| Instruction |
Reproduce all of the data exactly.

| Records supplied |
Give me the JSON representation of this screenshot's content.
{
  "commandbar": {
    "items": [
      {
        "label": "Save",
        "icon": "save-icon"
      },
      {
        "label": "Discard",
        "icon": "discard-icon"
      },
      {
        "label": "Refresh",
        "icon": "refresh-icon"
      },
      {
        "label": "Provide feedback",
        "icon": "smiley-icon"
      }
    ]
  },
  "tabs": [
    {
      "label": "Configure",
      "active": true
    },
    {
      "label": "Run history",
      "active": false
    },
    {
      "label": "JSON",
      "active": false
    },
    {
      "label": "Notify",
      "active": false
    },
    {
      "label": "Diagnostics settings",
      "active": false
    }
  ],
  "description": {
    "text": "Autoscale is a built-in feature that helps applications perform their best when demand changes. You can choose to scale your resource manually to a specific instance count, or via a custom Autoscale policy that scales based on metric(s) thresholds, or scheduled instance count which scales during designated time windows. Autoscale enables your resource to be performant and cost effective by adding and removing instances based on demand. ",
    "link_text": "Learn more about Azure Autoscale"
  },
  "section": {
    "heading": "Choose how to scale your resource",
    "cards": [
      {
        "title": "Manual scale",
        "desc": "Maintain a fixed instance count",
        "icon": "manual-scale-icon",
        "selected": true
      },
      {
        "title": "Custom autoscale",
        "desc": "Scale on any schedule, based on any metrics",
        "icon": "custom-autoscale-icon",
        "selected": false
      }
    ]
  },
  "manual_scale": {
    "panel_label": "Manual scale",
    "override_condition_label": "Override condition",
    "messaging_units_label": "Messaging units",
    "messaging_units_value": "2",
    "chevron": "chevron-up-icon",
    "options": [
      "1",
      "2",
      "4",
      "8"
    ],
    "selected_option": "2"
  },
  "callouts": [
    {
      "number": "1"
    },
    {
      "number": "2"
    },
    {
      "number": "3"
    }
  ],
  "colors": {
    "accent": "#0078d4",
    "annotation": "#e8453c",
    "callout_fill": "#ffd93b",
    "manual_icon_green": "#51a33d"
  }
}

| Written answer |
Give me the JSON representation of this screenshot's content.
{
  "commandbar": {
    "items": [
      {
        "label": "Save",
        "icon": "save-icon"
      },
      {
        "label": "Discard",
        "icon": "discard-icon"
      },
      {
        "label": "Refresh",
        "icon": "refresh-icon"
      },
      {
        "label": "Provide feedback",
        "icon": "smiley-icon"
      }
    ]
  },
  "tabs": [
    {
      "label": "Configure",
      "active": true
    },
    {
      "label": "Run history",
      "active": false
    },
    {
      "label": "JSON",
      "active": false
    },
    {
      "label": "Notify",
      "active": false
    },
    {
      "label": "Diagnostics settings",
      "active": false
    }
  ],
  "description": {
    "text": "Autoscale is a built-in feature that helps applications perform their best when demand changes. You can choose to scale your resource manually to a specific instance count, or via a custom Autoscale policy that scales based on metric(s) thresholds, or scheduled instance count which scales during designated time windows. Autoscale enables your resource to be performant and cost effective by adding and removing instances based on demand. ",
    "link_text": "Learn more about Azure Autoscale"
  },
  "section": {
    "heading": "Choose how to scale your resource",
    "cards": [
      {
        "title": "Manual scale",
        "desc": "Maintain a fixed instance count",
        "icon": "manual-scale-icon",
        "selected": true
      },
      {
        "title": "Custom autoscale",
        "desc": "Scale on any schedule, based on any metrics",
        "icon": "custom-autoscale-icon",
        "selected": false
      }
    ]
  },
  "manual_scale": {
    "panel_label": "Manual scale",
    "override_condition_label": "Override condition",
    "messaging_units_label": "Messaging units",
    "messaging_units_value": "2",
    "chevron": "chevron-up-icon",
    "options": [
      "1",
      "2",
      "4",
      "8"
    ],
    "selected_option": "2"
  },
  "callouts": [
    {
      "number": "1"
    },
    {
      "number": "2"
    },
    {
      "number": "3"
    }
  ],
  "colors": {
    "accent": "#0078d4",
    "annotation": "#e8453c",
    "callout_fill": "#ffd93b",
    "manual_icon_green": "#51a33d"
  }
}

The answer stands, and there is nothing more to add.